### Work task
Each line of the material below is to be written out exactly. Leave out any picture.

*** Begin section ***

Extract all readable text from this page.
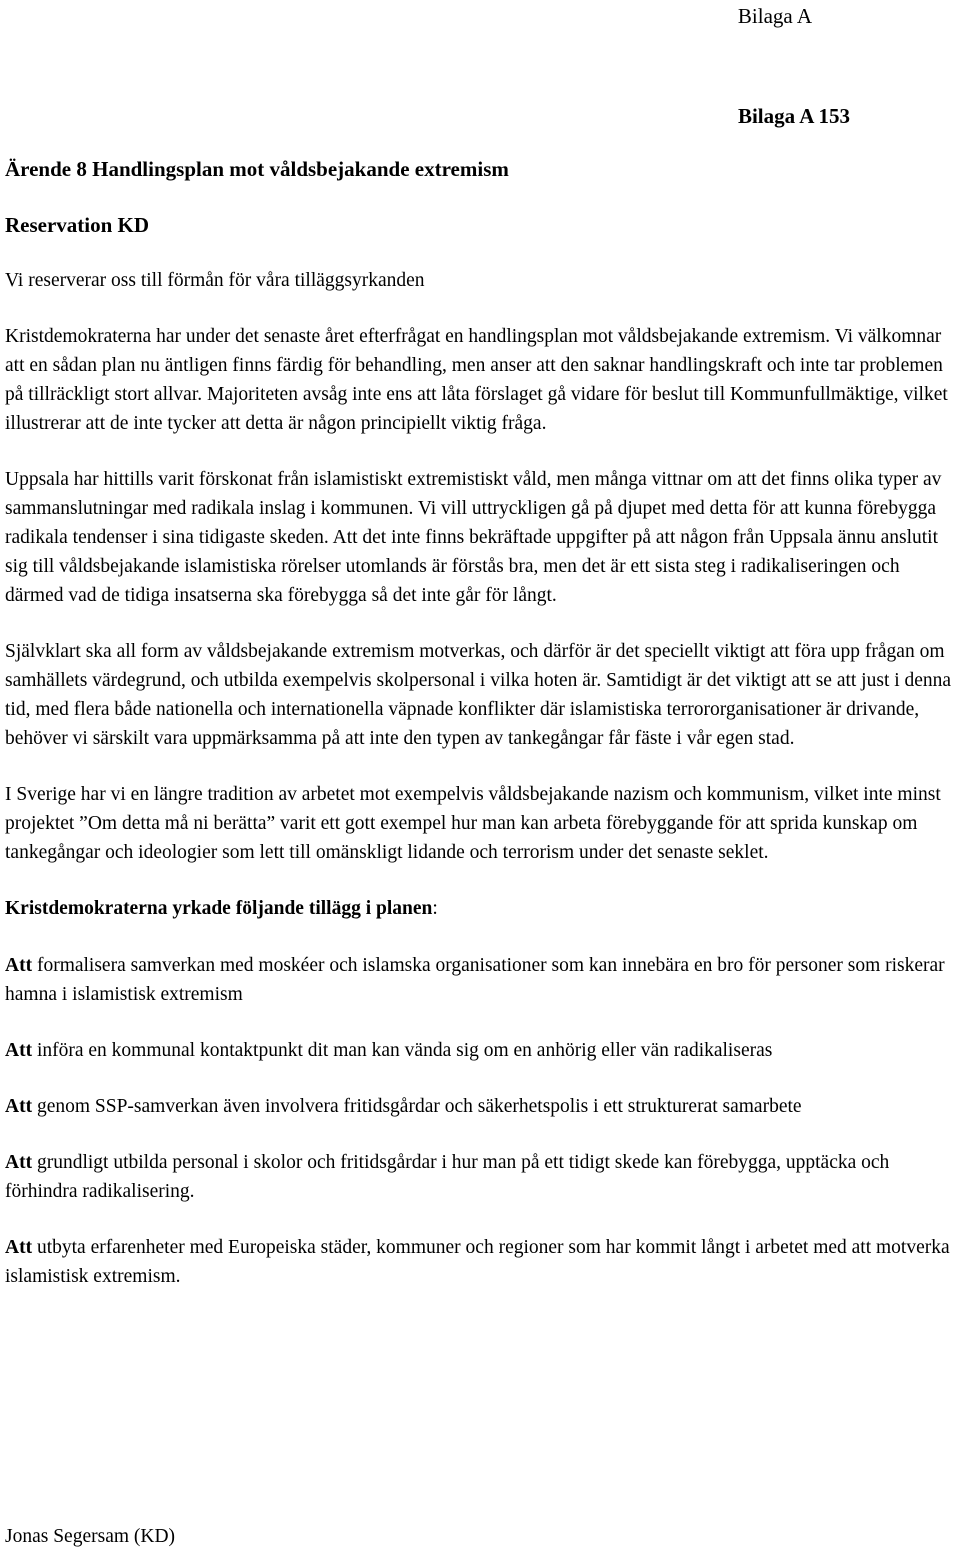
Bilaga A
Bilaga A 153
Ärende 8 Handlingsplan mot våldsbejakande extremism
Reservation KD

Vi reserverar oss till förmån för våra tilläggsyrkanden

Kristdemokraterna har under det senaste året efterfrågat en handlingsplan mot våldsbejakande extremism. Vi välkomnar att en sådan plan nu äntligen finns färdig för behandling, men anser att den saknar handlingskraft och inte tar problemen på tillräckligt stort allvar. Majoriteten avsåg inte ens att låta förslaget gå vidare för beslut till Kommunfullmäktige, vilket illustrerar att de inte tycker att detta är någon principiellt viktig fråga.

Uppsala har hittills varit förskonat från islamistiskt extremistiskt våld, men många vittnar om att det finns olika typer av sammanslutningar med radikala inslag i kommunen. Vi vill uttryckligen gå på djupet med detta för att kunna förebygga radikala tendenser i sina tidigaste skeden. Att det inte finns bekräftade uppgifter på att någon från Uppsala ännu anslutit sig till våldsbejakande islamistiska rörelser utomlands är förstås bra, men det är ett sista steg i radikaliseringen och därmed vad de tidiga insatserna ska förebygga så det inte går för långt.

Självklart ska all form av våldsbejakande extremism motverkas, och därför är det speciellt viktigt att föra upp frågan om samhällets värdegrund, och utbilda exempelvis skolpersonal i vilka hoten är. Samtidigt är det viktigt att se att just i denna tid, med flera både nationella och internationella väpnade konflikter där islamistiska terrororganisationer är drivande, behöver vi särskilt vara uppmärksamma på att inte den typen av tankegångar får fäste i vår egen stad.

I Sverige har vi en längre tradition av arbetet mot exempelvis våldsbejakande nazism och kommunism, vilket inte minst projektet ”Om detta må ni berätta” varit ett gott exempel hur man kan arbeta förebyggande för att sprida kunskap om tankegångar och ideologier som lett till omänskligt lidande och terrorism under det senaste seklet.

Kristdemokraterna yrkade följande tillägg i planen:

Att formalisera samverkan med moskéer och islamska organisationer som kan innebära en bro för personer som riskerar hamna i islamistisk extremism

Att införa en kommunal kontaktpunkt dit man kan vända sig om en anhörig eller vän radikaliseras

Att genom SSP-samverkan även involvera fritidsgårdar och säkerhetspolis i ett strukturerat samarbete

Att grundligt utbilda personal i skolor och fritidsgårdar i hur man på ett tidigt skede kan förebygga, upptäcka och förhindra radikalisering.

Att utbyta erfarenheter med Europeiska städer, kommuner och regioner som har kommit långt i arbetet med att motverka islamistisk extremism.

Jonas Segersam (KD)
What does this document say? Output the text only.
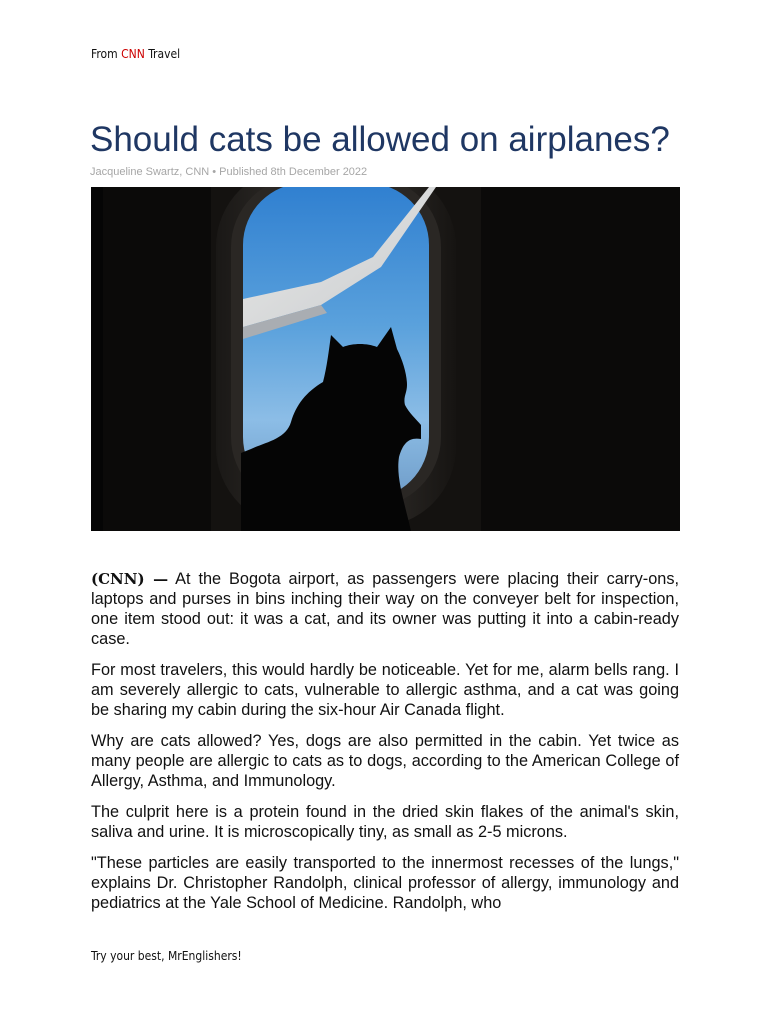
From CNN Travel
Should cats be allowed on airplanes?
Jacqueline Swartz, CNN • Published 8th December 2022

(CNN) — At the Bogota airport, as passengers were placing their carry-ons, laptops and purses in bins inching their way on the conveyer belt for inspection, one item stood out: it was a cat, and its owner was putting it into a cabin-ready case.

For most travelers, this would hardly be noticeable. Yet for me, alarm bells rang. I am severely allergic to cats, vulnerable to allergic asthma, and a cat was going be sharing my cabin during the six-hour Air Canada flight.

Why are cats allowed? Yes, dogs are also permitted in the cabin. Yet twice as many people are allergic to cats as to dogs, according to the American College of Allergy, Asthma, and Immunology.

The culprit here is a protein found in the dried skin flakes of the animal's skin, saliva and urine. It is microscopically tiny, as small as 2-5 microns.

"These particles are easily transported to the innermost recesses of the lungs," explains Dr. Christopher Randolph, clinical professor of allergy, immunology and pediatrics at the Yale School of Medicine. Randolph, who

Try your best, MrEnglishers!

*** End section ***

### Exercise output
Extract all readable text from this page.
Bilaga A
Bilaga A 153
Ärende 8 Handlingsplan mot våldsbejakande extremism
Reservation KD

Vi reserverar oss till förmån för våra tilläggsyrkanden

Kristdemokraterna har under det senaste året efterfrågat en handlingsplan mot våldsbejakande extremism. Vi välkomnar att en sådan plan nu äntligen finns färdig för behandling, men anser att den saknar handlingskraft och inte tar problemen på tillräckligt stort allvar. Majoriteten avsåg inte ens att låta förslaget gå vidare för beslut till Kommunfullmäktige, vilket illustrerar att de inte tycker att detta är någon principiellt viktig fråga.

Uppsala har hittills varit förskonat från islamistiskt extremistiskt våld, men många vittnar om att det finns olika typer av sammanslutningar med radikala inslag i kommunen. Vi vill uttryckligen gå på djupet med detta för att kunna förebygga radikala tendenser i sina tidigaste skeden. Att det inte finns bekräftade uppgifter på att någon från Uppsala ännu anslutit sig till våldsbejakande islamistiska rörelser utomlands är förstås bra, men det är ett sista steg i radikaliseringen och därmed vad de tidiga insatserna ska förebygga så det inte går för långt.

Självklart ska all form av våldsbejakande extremism motverkas, och därför är det speciellt viktigt att föra upp frågan om samhällets värdegrund, och utbilda exempelvis skolpersonal i vilka hoten är. Samtidigt är det viktigt att se att just i denna tid, med flera både nationella och internationella väpnade konflikter där islamistiska terrororganisationer är drivande, behöver vi särskilt vara uppmärksamma på att inte den typen av tankegångar får fäste i vår egen stad.

I Sverige har vi en längre tradition av arbetet mot exempelvis våldsbejakande nazism och kommunism, vilket inte minst projektet ”Om detta må ni berätta” varit ett gott exempel hur man kan arbeta förebyggande för att sprida kunskap om tankegångar och ideologier som lett till omänskligt lidande och terrorism under det senaste seklet.

Kristdemokraterna yrkade följande tillägg i planen:

Att formalisera samverkan med moskéer och islamska organisationer som kan innebära en bro för personer som riskerar hamna i islamistisk extremism

Att införa en kommunal kontaktpunkt dit man kan vända sig om en anhörig eller vän radikaliseras

Att genom SSP-samverkan även involvera fritidsgårdar och säkerhetspolis i ett strukturerat samarbete

Att grundligt utbilda personal i skolor och fritidsgårdar i hur man på ett tidigt skede kan förebygga, upptäcka och förhindra radikalisering.

Att utbyta erfarenheter med Europeiska städer, kommuner och regioner som har kommit långt i arbetet med att motverka islamistisk extremism.

Jonas Segersam (KD)
What does this document say? Output the text only.
From CNN Travel
Should cats be allowed on airplanes?
Jacqueline Swartz, CNN • Published 8th December 2022

(CNN) — At the Bogota airport, as passengers were placing their carry-ons, laptops and purses in bins inching their way on the conveyer belt for inspection, one item stood out: it was a cat, and its owner was putting it into a cabin-ready case.

For most travelers, this would hardly be noticeable. Yet for me, alarm bells rang. I am severely allergic to cats, vulnerable to allergic asthma, and a cat was going be sharing my cabin during the six-hour Air Canada flight.

Why are cats allowed? Yes, dogs are also permitted in the cabin. Yet twice as many people are allergic to cats as to dogs, according to the American College of Allergy, Asthma, and Immunology.

The culprit here is a protein found in the dried skin flakes of the animal's skin, saliva and urine. It is microscopically tiny, as small as 2-5 microns.

"These particles are easily transported to the innermost recesses of the lungs," explains Dr. Christopher Randolph, clinical professor of allergy, immunology and pediatrics at the Yale School of Medicine. Randolph, who

Try your best, MrEnglishers!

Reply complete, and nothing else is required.